──────── Material supplied ────────

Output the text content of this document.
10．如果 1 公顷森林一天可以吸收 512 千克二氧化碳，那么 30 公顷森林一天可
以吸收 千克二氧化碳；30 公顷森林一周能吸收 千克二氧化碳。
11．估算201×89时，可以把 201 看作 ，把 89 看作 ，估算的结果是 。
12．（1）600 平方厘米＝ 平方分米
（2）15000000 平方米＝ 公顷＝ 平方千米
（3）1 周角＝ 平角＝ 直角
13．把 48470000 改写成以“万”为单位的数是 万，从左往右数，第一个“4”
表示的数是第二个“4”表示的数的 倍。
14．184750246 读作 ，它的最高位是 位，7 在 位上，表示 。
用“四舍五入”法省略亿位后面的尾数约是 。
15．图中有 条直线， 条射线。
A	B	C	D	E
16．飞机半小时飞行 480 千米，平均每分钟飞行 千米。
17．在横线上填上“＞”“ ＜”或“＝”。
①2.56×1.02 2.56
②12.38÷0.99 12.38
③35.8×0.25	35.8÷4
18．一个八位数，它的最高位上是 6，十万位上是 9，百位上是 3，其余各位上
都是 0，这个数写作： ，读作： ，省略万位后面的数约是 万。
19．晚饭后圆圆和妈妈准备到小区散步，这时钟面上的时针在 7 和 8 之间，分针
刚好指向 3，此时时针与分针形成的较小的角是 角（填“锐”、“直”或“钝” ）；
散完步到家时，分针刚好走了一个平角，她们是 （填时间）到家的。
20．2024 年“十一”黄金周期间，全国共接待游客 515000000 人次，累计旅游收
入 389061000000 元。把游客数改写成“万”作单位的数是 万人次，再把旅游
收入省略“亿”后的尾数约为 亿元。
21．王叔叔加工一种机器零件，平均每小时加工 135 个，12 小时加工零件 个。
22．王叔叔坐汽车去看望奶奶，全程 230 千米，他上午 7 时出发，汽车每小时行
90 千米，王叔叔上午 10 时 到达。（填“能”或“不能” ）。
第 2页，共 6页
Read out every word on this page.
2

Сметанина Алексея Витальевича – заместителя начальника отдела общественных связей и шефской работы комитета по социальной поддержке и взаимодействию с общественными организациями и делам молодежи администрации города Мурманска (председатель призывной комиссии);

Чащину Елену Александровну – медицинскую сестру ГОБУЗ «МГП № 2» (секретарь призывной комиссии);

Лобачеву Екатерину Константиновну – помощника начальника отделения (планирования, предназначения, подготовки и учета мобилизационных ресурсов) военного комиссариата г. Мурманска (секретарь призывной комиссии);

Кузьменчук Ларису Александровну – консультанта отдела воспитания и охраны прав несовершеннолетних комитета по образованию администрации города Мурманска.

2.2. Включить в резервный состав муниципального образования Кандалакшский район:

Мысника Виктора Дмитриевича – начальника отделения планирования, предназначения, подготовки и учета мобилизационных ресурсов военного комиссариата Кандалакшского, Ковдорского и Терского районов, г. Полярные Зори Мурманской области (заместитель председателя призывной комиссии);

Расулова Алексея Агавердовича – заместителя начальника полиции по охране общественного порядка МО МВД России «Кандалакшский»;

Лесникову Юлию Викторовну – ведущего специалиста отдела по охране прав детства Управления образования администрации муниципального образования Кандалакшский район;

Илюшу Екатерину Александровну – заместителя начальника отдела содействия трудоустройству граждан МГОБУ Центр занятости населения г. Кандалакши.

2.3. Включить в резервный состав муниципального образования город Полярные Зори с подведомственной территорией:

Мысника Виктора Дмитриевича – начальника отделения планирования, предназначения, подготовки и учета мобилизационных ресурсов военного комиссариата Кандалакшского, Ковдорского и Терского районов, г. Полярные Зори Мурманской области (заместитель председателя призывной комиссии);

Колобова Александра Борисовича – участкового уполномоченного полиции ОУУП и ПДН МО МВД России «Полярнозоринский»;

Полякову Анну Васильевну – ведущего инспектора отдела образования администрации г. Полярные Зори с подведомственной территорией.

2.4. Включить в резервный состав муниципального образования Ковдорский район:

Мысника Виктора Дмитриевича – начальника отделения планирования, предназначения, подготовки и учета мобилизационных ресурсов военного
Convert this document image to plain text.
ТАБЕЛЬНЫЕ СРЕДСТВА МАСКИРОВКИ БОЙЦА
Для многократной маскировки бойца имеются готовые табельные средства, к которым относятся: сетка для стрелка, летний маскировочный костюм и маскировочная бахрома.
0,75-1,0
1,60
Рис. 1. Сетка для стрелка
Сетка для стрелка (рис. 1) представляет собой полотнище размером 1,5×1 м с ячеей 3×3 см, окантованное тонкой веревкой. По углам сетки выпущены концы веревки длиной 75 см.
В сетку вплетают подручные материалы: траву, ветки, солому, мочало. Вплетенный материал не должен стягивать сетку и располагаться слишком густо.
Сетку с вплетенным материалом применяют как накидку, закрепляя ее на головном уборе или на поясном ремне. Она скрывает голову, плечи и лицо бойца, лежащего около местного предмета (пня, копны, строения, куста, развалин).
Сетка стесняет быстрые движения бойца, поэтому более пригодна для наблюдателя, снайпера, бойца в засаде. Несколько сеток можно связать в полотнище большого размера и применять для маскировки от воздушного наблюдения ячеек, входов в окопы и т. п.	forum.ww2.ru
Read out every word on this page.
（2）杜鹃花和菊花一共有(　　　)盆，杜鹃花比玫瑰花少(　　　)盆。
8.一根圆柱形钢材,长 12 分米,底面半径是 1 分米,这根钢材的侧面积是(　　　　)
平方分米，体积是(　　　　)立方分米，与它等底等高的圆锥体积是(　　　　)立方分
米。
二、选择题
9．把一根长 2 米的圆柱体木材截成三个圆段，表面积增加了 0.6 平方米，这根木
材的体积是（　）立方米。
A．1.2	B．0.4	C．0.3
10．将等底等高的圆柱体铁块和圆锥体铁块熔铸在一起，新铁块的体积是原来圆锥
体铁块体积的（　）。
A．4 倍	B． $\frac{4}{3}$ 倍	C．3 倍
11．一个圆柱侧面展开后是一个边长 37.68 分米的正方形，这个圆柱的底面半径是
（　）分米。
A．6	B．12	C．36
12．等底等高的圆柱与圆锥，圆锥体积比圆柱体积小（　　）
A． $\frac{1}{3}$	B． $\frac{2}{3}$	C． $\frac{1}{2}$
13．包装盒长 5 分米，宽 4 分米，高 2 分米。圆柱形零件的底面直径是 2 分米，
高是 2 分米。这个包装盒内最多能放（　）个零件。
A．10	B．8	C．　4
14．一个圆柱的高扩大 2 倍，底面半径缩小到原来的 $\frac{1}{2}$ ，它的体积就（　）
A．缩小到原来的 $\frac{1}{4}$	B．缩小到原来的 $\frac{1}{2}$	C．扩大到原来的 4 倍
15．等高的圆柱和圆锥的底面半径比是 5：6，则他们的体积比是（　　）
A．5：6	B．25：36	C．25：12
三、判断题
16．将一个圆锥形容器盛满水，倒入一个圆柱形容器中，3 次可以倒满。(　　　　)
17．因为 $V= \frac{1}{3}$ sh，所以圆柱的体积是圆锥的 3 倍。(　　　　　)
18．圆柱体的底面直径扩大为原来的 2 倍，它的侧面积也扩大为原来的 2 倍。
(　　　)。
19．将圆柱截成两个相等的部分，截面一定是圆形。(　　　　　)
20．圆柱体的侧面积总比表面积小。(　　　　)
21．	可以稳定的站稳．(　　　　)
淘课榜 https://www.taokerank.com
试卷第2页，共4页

────────

[Instructions for the task] Each line of the material must be restated exactly.

[Expected answer]
Output the text content of this document.
10．如果 1 公顷森林一天可以吸收 512 千克二氧化碳，那么 30 公顷森林一天可
以吸收 千克二氧化碳；30 公顷森林一周能吸收 千克二氧化碳。
11．估算201×89时，可以把 201 看作 ，把 89 看作 ，估算的结果是 。
12．（1）600 平方厘米＝ 平方分米
（2）15000000 平方米＝ 公顷＝ 平方千米
（3）1 周角＝ 平角＝ 直角
13．把 48470000 改写成以“万”为单位的数是 万，从左往右数，第一个“4”
表示的数是第二个“4”表示的数的 倍。
14．184750246 读作 ，它的最高位是 位，7 在 位上，表示 。
用“四舍五入”法省略亿位后面的尾数约是 。
15．图中有 条直线， 条射线。
A	B	C	D	E
16．飞机半小时飞行 480 千米，平均每分钟飞行 千米。
17．在横线上填上“＞”“ ＜”或“＝”。
①2.56×1.02 2.56
②12.38÷0.99 12.38
③35.8×0.25	35.8÷4
18．一个八位数，它的最高位上是 6，十万位上是 9，百位上是 3，其余各位上
都是 0，这个数写作： ，读作： ，省略万位后面的数约是 万。
19．晚饭后圆圆和妈妈准备到小区散步，这时钟面上的时针在 7 和 8 之间，分针
刚好指向 3，此时时针与分针形成的较小的角是 角（填“锐”、“直”或“钝” ）；
散完步到家时，分针刚好走了一个平角，她们是 （填时间）到家的。
20．2024 年“十一”黄金周期间，全国共接待游客 515000000 人次，累计旅游收
入 389061000000 元。把游客数改写成“万”作单位的数是 万人次，再把旅游
收入省略“亿”后的尾数约为 亿元。
21．王叔叔加工一种机器零件，平均每小时加工 135 个，12 小时加工零件 个。
22．王叔叔坐汽车去看望奶奶，全程 230 千米，他上午 7 时出发，汽车每小时行
90 千米，王叔叔上午 10 时 到达。（填“能”或“不能” ）。
第 2页，共 6页
Read out every word on this page.
2

Сметанина Алексея Витальевича – заместителя начальника отдела общественных связей и шефской работы комитета по социальной поддержке и взаимодействию с общественными организациями и делам молодежи администрации города Мурманска (председатель призывной комиссии);

Чащину Елену Александровну – медицинскую сестру ГОБУЗ «МГП № 2» (секретарь призывной комиссии);

Лобачеву Екатерину Константиновну – помощника начальника отделения (планирования, предназначения, подготовки и учета мобилизационных ресурсов) военного комиссариата г. Мурманска (секретарь призывной комиссии);

Кузьменчук Ларису Александровну – консультанта отдела воспитания и охраны прав несовершеннолетних комитета по образованию администрации города Мурманска.

2.2. Включить в резервный состав муниципального образования Кандалакшский район:

Мысника Виктора Дмитриевича – начальника отделения планирования, предназначения, подготовки и учета мобилизационных ресурсов военного комиссариата Кандалакшского, Ковдорского и Терского районов, г. Полярные Зори Мурманской области (заместитель председателя призывной комиссии);

Расулова Алексея Агавердовича – заместителя начальника полиции по охране общественного порядка МО МВД России «Кандалакшский»;

Лесникову Юлию Викторовну – ведущего специалиста отдела по охране прав детства Управления образования администрации муниципального образования Кандалакшский район;

Илюшу Екатерину Александровну – заместителя начальника отдела содействия трудоустройству граждан МГОБУ Центр занятости населения г. Кандалакши.

2.3. Включить в резервный состав муниципального образования город Полярные Зори с подведомственной территорией:

Мысника Виктора Дмитриевича – начальника отделения планирования, предназначения, подготовки и учета мобилизационных ресурсов военного комиссариата Кандалакшского, Ковдорского и Терского районов, г. Полярные Зори Мурманской области (заместитель председателя призывной комиссии);

Колобова Александра Борисовича – участкового уполномоченного полиции ОУУП и ПДН МО МВД России «Полярнозоринский»;

Полякову Анну Васильевну – ведущего инспектора отдела образования администрации г. Полярные Зори с подведомственной территорией.

2.4. Включить в резервный состав муниципального образования Ковдорский район:

Мысника Виктора Дмитриевича – начальника отделения планирования, предназначения, подготовки и учета мобилизационных ресурсов военного
Convert this document image to plain text.
ТАБЕЛЬНЫЕ СРЕДСТВА МАСКИРОВКИ БОЙЦА
Для многократной маскировки бойца имеются готовые табельные средства, к которым относятся: сетка для стрелка, летний маскировочный костюм и маскировочная бахрома.
0,75-1,0
1,60
Рис. 1. Сетка для стрелка
Сетка для стрелка (рис. 1) представляет собой полотнище размером 1,5×1 м с ячеей 3×3 см, окантованное тонкой веревкой. По углам сетки выпущены концы веревки длиной 75 см.
В сетку вплетают подручные материалы: траву, ветки, солому, мочало. Вплетенный материал не должен стягивать сетку и располагаться слишком густо.
Сетку с вплетенным материалом применяют как накидку, закрепляя ее на головном уборе или на поясном ремне. Она скрывает голову, плечи и лицо бойца, лежащего около местного предмета (пня, копны, строения, куста, развалин).
Сетка стесняет быстрые движения бойца, поэтому более пригодна для наблюдателя, снайпера, бойца в засаде. Несколько сеток можно связать в полотнище большого размера и применять для маскировки от воздушного наблюдения ячеек, входов в окопы и т. п.	forum.ww2.ru
Read out every word on this page.
（2）杜鹃花和菊花一共有(　　　)盆，杜鹃花比玫瑰花少(　　　)盆。
8.一根圆柱形钢材,长 12 分米,底面半径是 1 分米,这根钢材的侧面积是(　　　　)
平方分米，体积是(　　　　)立方分米，与它等底等高的圆锥体积是(　　　　)立方分
米。
二、选择题
9．把一根长 2 米的圆柱体木材截成三个圆段，表面积增加了 0.6 平方米，这根木
材的体积是（　）立方米。
A．1.2	B．0.4	C．0.3
10．将等底等高的圆柱体铁块和圆锥体铁块熔铸在一起，新铁块的体积是原来圆锥
体铁块体积的（　）。
A．4 倍	B． $\frac{4}{3}$ 倍	C．3 倍
11．一个圆柱侧面展开后是一个边长 37.68 分米的正方形，这个圆柱的底面半径是
（　）分米。
A．6	B．12	C．36
12．等底等高的圆柱与圆锥，圆锥体积比圆柱体积小（　　）
A． $\frac{1}{3}$	B． $\frac{2}{3}$	C． $\frac{1}{2}$
13．包装盒长 5 分米，宽 4 分米，高 2 分米。圆柱形零件的底面直径是 2 分米，
高是 2 分米。这个包装盒内最多能放（　）个零件。
A．10	B．8	C．　4
14．一个圆柱的高扩大 2 倍，底面半径缩小到原来的 $\frac{1}{2}$ ，它的体积就（　）
A．缩小到原来的 $\frac{1}{4}$	B．缩小到原来的 $\frac{1}{2}$	C．扩大到原来的 4 倍
15．等高的圆柱和圆锥的底面半径比是 5：6，则他们的体积比是（　　）
A．5：6	B．25：36	C．25：12
三、判断题
16．将一个圆锥形容器盛满水，倒入一个圆柱形容器中，3 次可以倒满。(　　　　)
17．因为 $V= \frac{1}{3}$ sh，所以圆柱的体积是圆锥的 3 倍。(　　　　　)
18．圆柱体的底面直径扩大为原来的 2 倍，它的侧面积也扩大为原来的 2 倍。
(　　　)。
19．将圆柱截成两个相等的部分，截面一定是圆形。(　　　　　)
20．圆柱体的侧面积总比表面积小。(　　　　)
21．	可以稳定的站稳．(　　　　)
淘课榜 https://www.taokerank.com
试卷第2页，共4页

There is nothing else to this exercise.